▶

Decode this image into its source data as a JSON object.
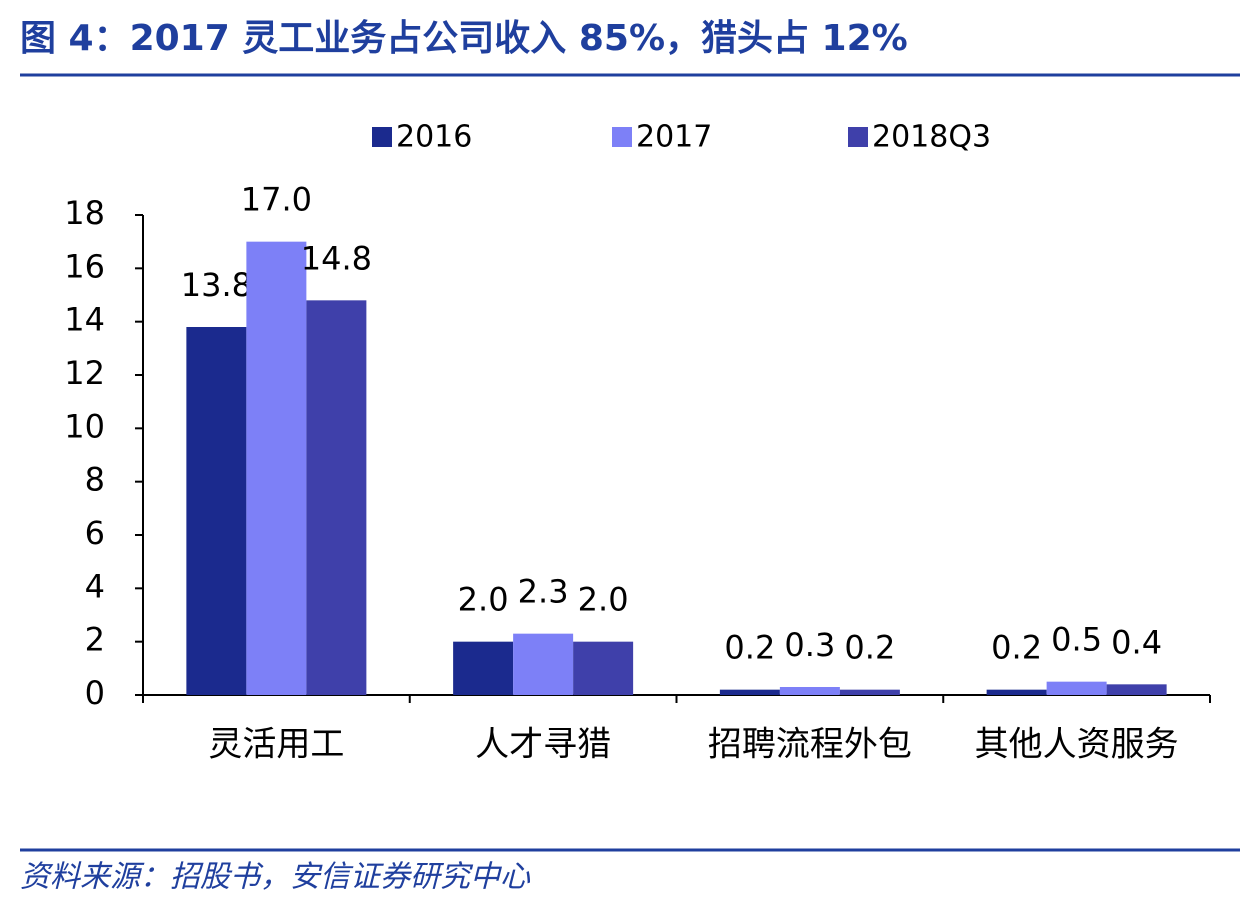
{
  "chart_data": {
    "type": "bar",
    "title": "图 4：2017 灵工业务占公司收入 85%，猎头占 12%",
    "source": "资料来源：招股书，安信证券研究中心",
    "categories": [
      "灵活用工",
      "人才寻猎",
      "招聘流程外包",
      "其他人资服务"
    ],
    "series": [
      {
        "name": "2016",
        "color": "#1b2a8e",
        "values": [
          13.8,
          2.0,
          0.2,
          0.2
        ],
        "value_labels": [
          "13.8",
          "2.0",
          "0.2",
          "0.2"
        ]
      },
      {
        "name": "2017",
        "color": "#7d80f7",
        "values": [
          17.0,
          2.3,
          0.3,
          0.5
        ],
        "value_labels": [
          "17.0",
          "2.3",
          "0.3",
          "0.5"
        ]
      },
      {
        "name": "2018Q3",
        "color": "#3f40aa",
        "values": [
          14.8,
          2.0,
          0.2,
          0.4
        ],
        "value_labels": [
          "14.8",
          "2.0",
          "0.2",
          "0.4"
        ]
      }
    ],
    "ylim": [
      0,
      18
    ],
    "yticks": [
      0,
      2,
      4,
      6,
      8,
      10,
      12,
      14,
      16,
      18
    ],
    "legend": "top"
  }
}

◀

→ Set task
Pictures are to be left out; repeat all the remaining data exactly.

→ Solution to this task
Decode this image into its source data as a JSON object.
{
  "chart_data": {
    "type": "bar",
    "title": "图 4：2017 灵工业务占公司收入 85%，猎头占 12%",
    "source": "资料来源：招股书，安信证券研究中心",
    "categories": [
      "灵活用工",
      "人才寻猎",
      "招聘流程外包",
      "其他人资服务"
    ],
    "series": [
      {
        "name": "2016",
        "color": "#1b2a8e",
        "values": [
          13.8,
          2.0,
          0.2,
          0.2
        ],
        "value_labels": [
          "13.8",
          "2.0",
          "0.2",
          "0.2"
        ]
      },
      {
        "name": "2017",
        "color": "#7d80f7",
        "values": [
          17.0,
          2.3,
          0.3,
          0.5
        ],
        "value_labels": [
          "17.0",
          "2.3",
          "0.3",
          "0.5"
        ]
      },
      {
        "name": "2018Q3",
        "color": "#3f40aa",
        "values": [
          14.8,
          2.0,
          0.2,
          0.4
        ],
        "value_labels": [
          "14.8",
          "2.0",
          "0.2",
          "0.4"
        ]
      }
    ],
    "ylim": [
      0,
      18
    ],
    "yticks": [
      0,
      2,
      4,
      6,
      8,
      10,
      12,
      14,
      16,
      18
    ],
    "legend": "top"
  }
}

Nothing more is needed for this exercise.